— Begin Input —

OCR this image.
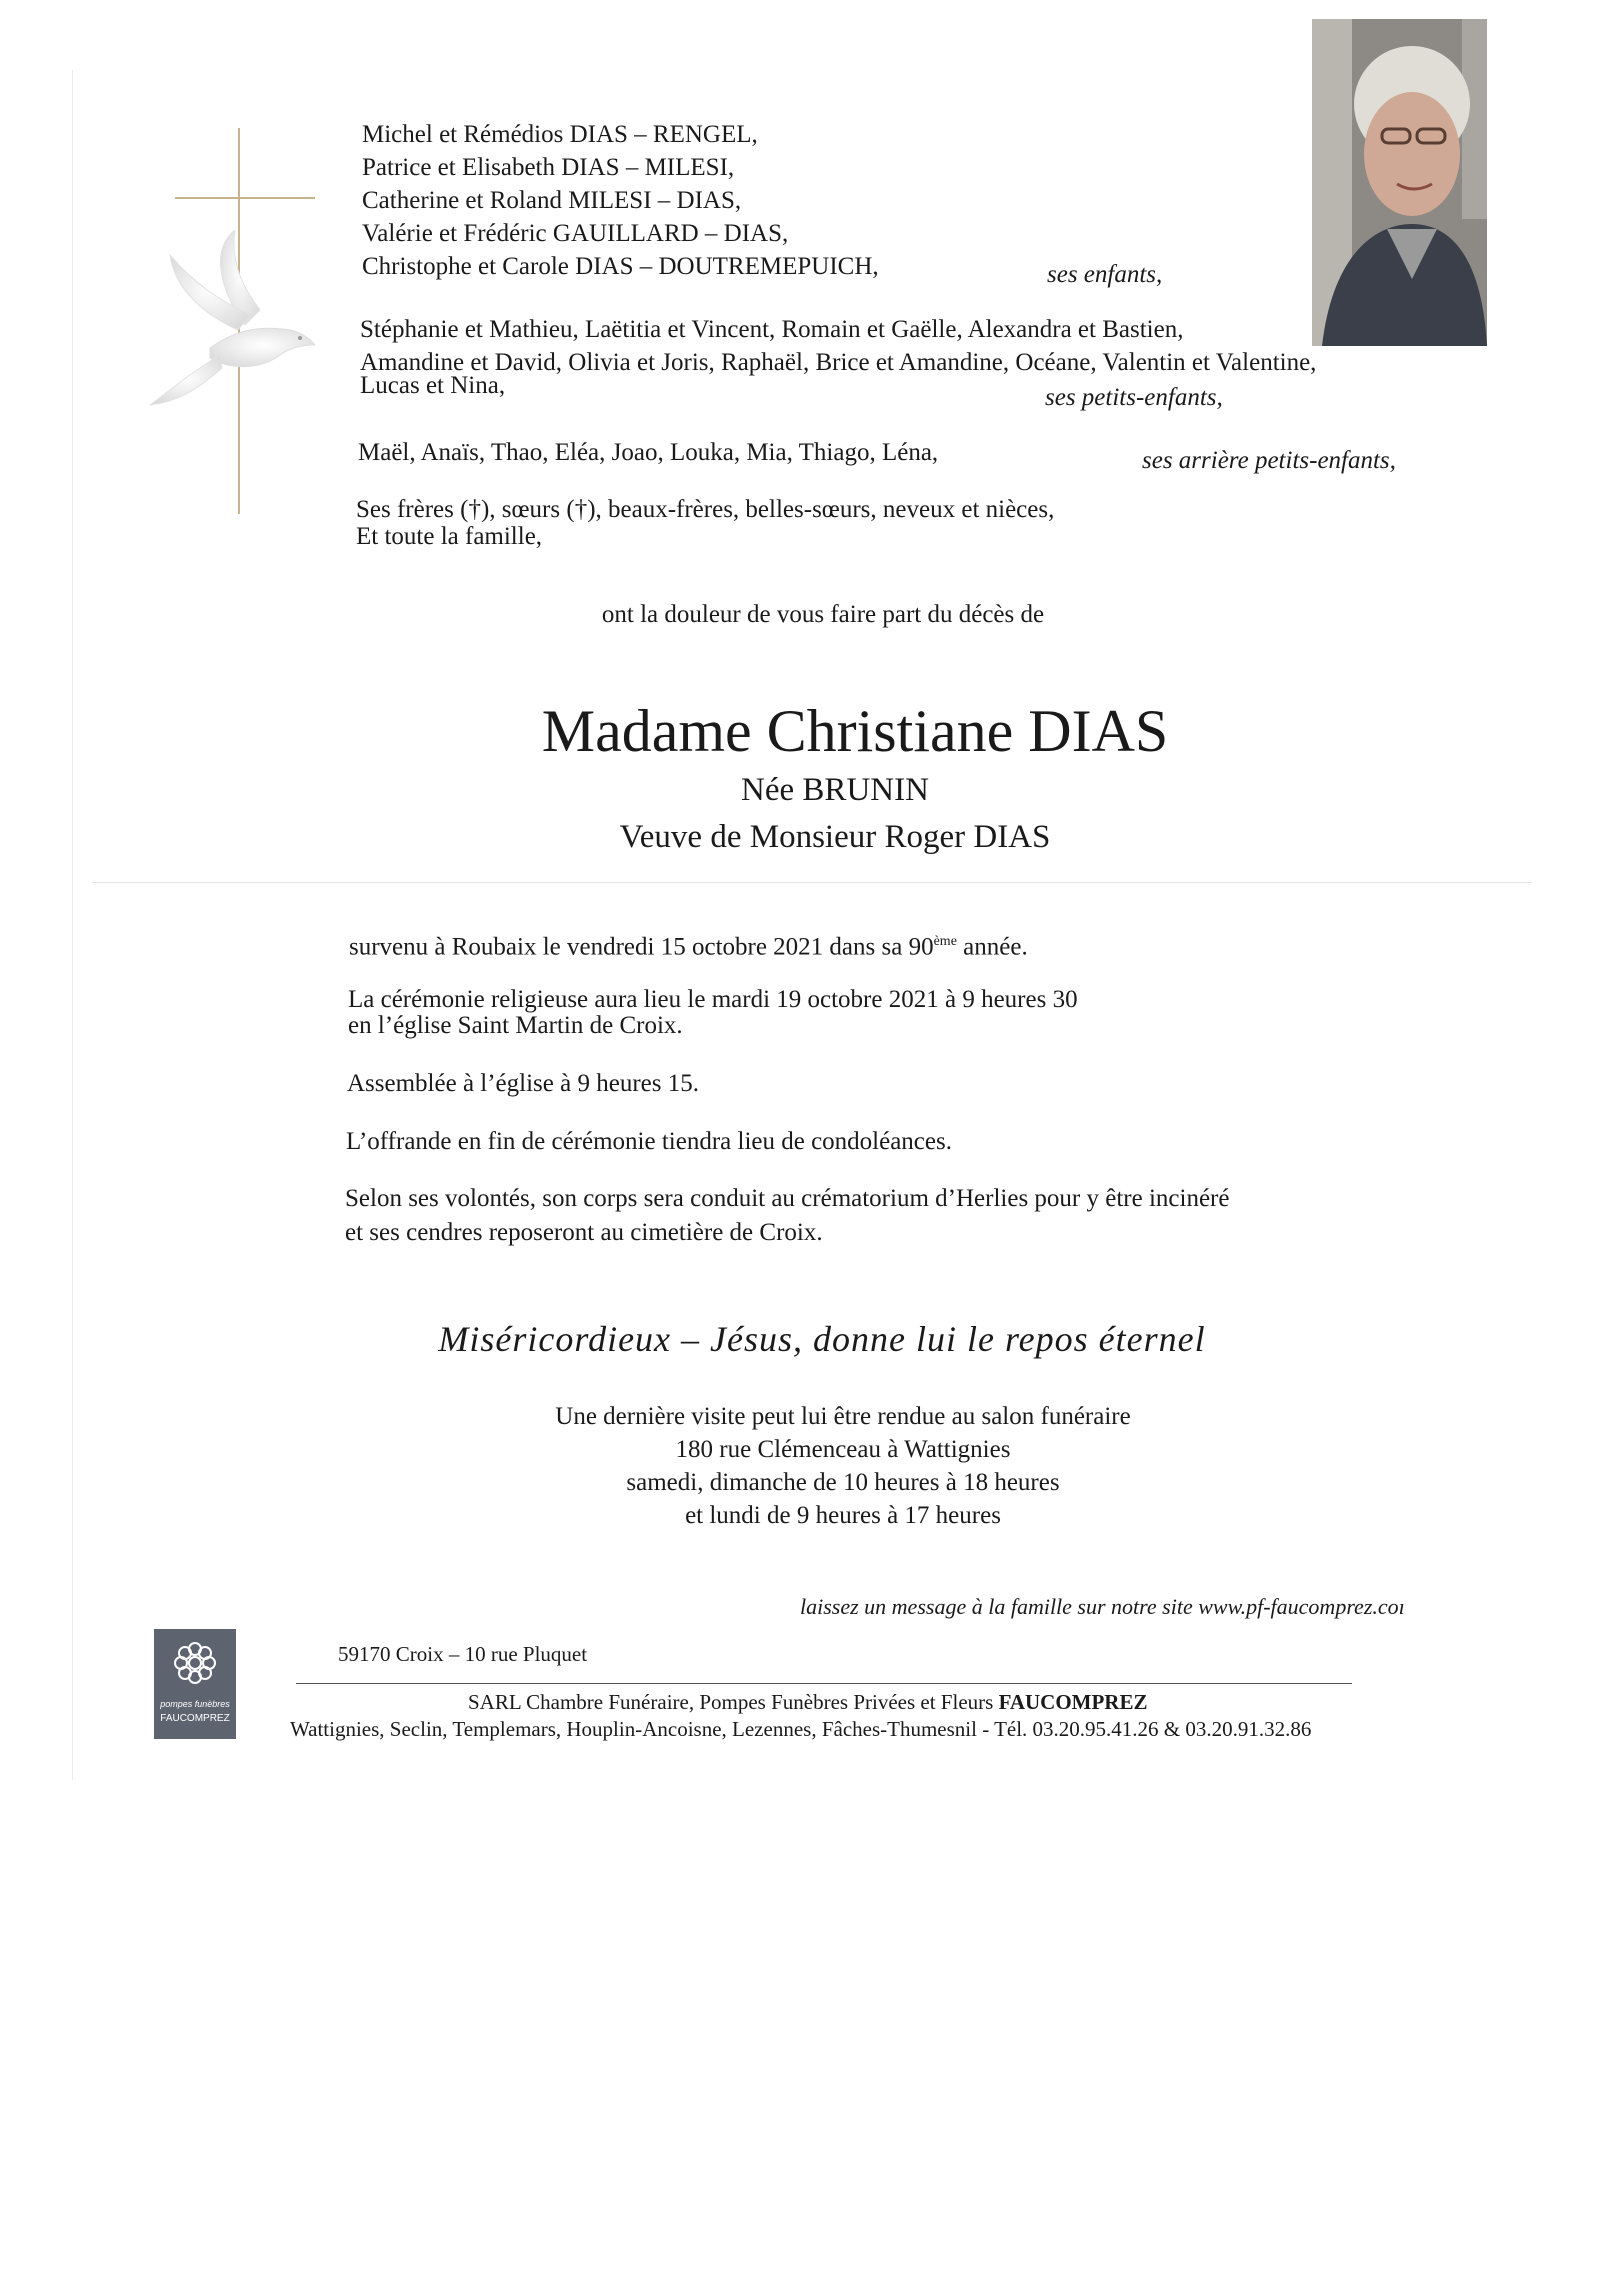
Michel et Rémédios DIAS – RENGEL,
Patrice et Elisabeth DIAS – MILESI,
Catherine et Roland MILESI – DIAS,
Valérie et Frédéric GAUILLARD – DIAS,
Christophe et Carole DIAS – DOUTREMEPUICH,	ses enfants,
Stéphanie et Mathieu, Laëtitia et Vincent, Romain et Gaëlle, Alexandra et Bastien,
Amandine et David, Olivia et Joris, Raphaël, Brice et Amandine, Océane, Valentin et Valentine,
Lucas et Nina,	ses petits-enfants,
Maël, Anaïs, Thao, Eléa, Joao, Louka, Mia, Thiago, Léna,	ses arrière petits-enfants,
Ses frères (†), sœurs (†), beaux-frères, belles-sœurs, neveux et nièces,
Et toute la famille,
ont la douleur de vous faire part du décès de
Madame Christiane DIAS
Née BRUNIN
Veuve de Monsieur Roger DIAS
survenu à Roubaix le vendredi 15 octobre 2021 dans sa 90ème année.
La cérémonie religieuse aura lieu le mardi 19 octobre 2021 à 9 heures 30
en l’église Saint Martin de Croix.
Assemblée à l’église à 9 heures 15.
L’offrande en fin de cérémonie tiendra lieu de condoléances.
Selon ses volontés, son corps sera conduit au crématorium d’Herlies pour y être incinéré
et ses cendres reposeront au cimetière de Croix.
Miséricordieux – Jésus, donne lui le repos éternel
Une dernière visite peut lui être rendue au salon funéraire
180 rue Clémenceau à Wattignies
samedi, dimanche de 10 heures à 18 heures
et lundi de 9 heures à 17 heures
laissez un message à la famille sur notre site www.pf-faucomprez.coı
pompes funèbres
FAUCOMPREZ
59170 Croix – 10 rue Pluquet
SARL Chambre Funéraire, Pompes Funèbres Privées et Fleurs FAUCOMPREZ
Wattignies, Seclin, Templemars, Houplin-Ancoisne, Lezennes, Fâches-Thumesnil - Tél. 03.20.95.41.26 & 03.20.91.32.86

— End Input —

**Stated exercise**.
Locate each line containing the string "Croix" and show it.

**Answer in full**.
en l’église Saint Martin de Croix.
et ses cendres reposeront au cimetière de Croix.
59170 Croix – 10 rue Pluquet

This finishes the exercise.